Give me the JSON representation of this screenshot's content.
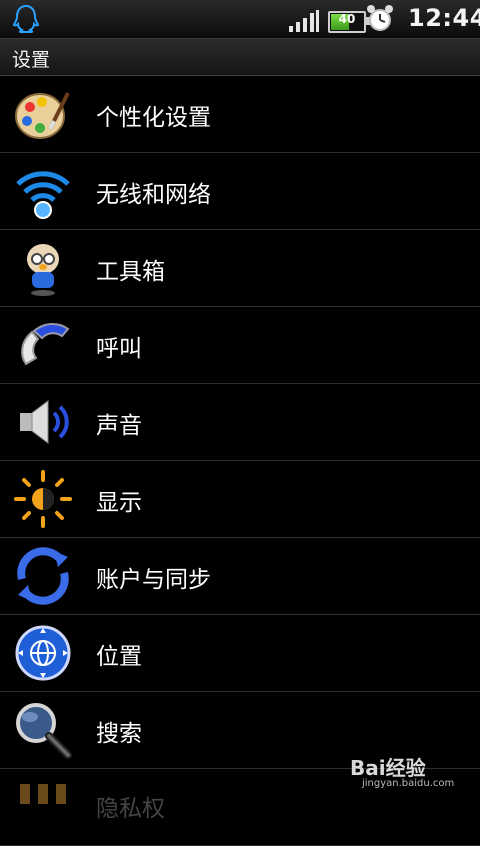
{
  "status_bar": {
    "app_icon": "qq-penguin-icon",
    "battery_level": "40",
    "time": "12:44",
    "icons": [
      "signal-icon",
      "battery-icon",
      "alarm-clock-icon"
    ]
  },
  "title": "设置",
  "items": [
    {
      "label": "个性化设置",
      "icon": "palette-icon"
    },
    {
      "label": "无线和网络",
      "icon": "wifi-icon"
    },
    {
      "label": "工具箱",
      "icon": "penguin-toolbox-icon"
    },
    {
      "label": "呼叫",
      "icon": "phone-handset-icon"
    },
    {
      "label": "声音",
      "icon": "speaker-icon"
    },
    {
      "label": "显示",
      "icon": "brightness-icon"
    },
    {
      "label": "账户与同步",
      "icon": "sync-icon"
    },
    {
      "label": "位置",
      "icon": "globe-location-icon"
    },
    {
      "label": "搜索",
      "icon": "magnifier-icon"
    },
    {
      "label": "隐私权",
      "icon": "privacy-icon"
    }
  ],
  "watermark": {
    "brand": "Bai经验",
    "site": "jingyan.baidu.com"
  },
  "colors": {
    "background": "#000000",
    "text": "#ffffff",
    "divider": "#2e2e2e",
    "accent_blue": "#1e7be0"
  }
}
————
**WRITTEN TASK:** All entries must be written out again exactly as given, with no pictures in the copy.

**ANSWER:**
Give me the JSON representation of this screenshot's content.
{
  "status_bar": {
    "app_icon": "qq-penguin-icon",
    "battery_level": "40",
    "time": "12:44",
    "icons": [
      "signal-icon",
      "battery-icon",
      "alarm-clock-icon"
    ]
  },
  "title": "设置",
  "items": [
    {
      "label": "个性化设置",
      "icon": "palette-icon"
    },
    {
      "label": "无线和网络",
      "icon": "wifi-icon"
    },
    {
      "label": "工具箱",
      "icon": "penguin-toolbox-icon"
    },
    {
      "label": "呼叫",
      "icon": "phone-handset-icon"
    },
    {
      "label": "声音",
      "icon": "speaker-icon"
    },
    {
      "label": "显示",
      "icon": "brightness-icon"
    },
    {
      "label": "账户与同步",
      "icon": "sync-icon"
    },
    {
      "label": "位置",
      "icon": "globe-location-icon"
    },
    {
      "label": "搜索",
      "icon": "magnifier-icon"
    },
    {
      "label": "隐私权",
      "icon": "privacy-icon"
    }
  ],
  "watermark": {
    "brand": "Bai经验",
    "site": "jingyan.baidu.com"
  },
  "colors": {
    "background": "#000000",
    "text": "#ffffff",
    "divider": "#2e2e2e",
    "accent_blue": "#1e7be0"
  }
}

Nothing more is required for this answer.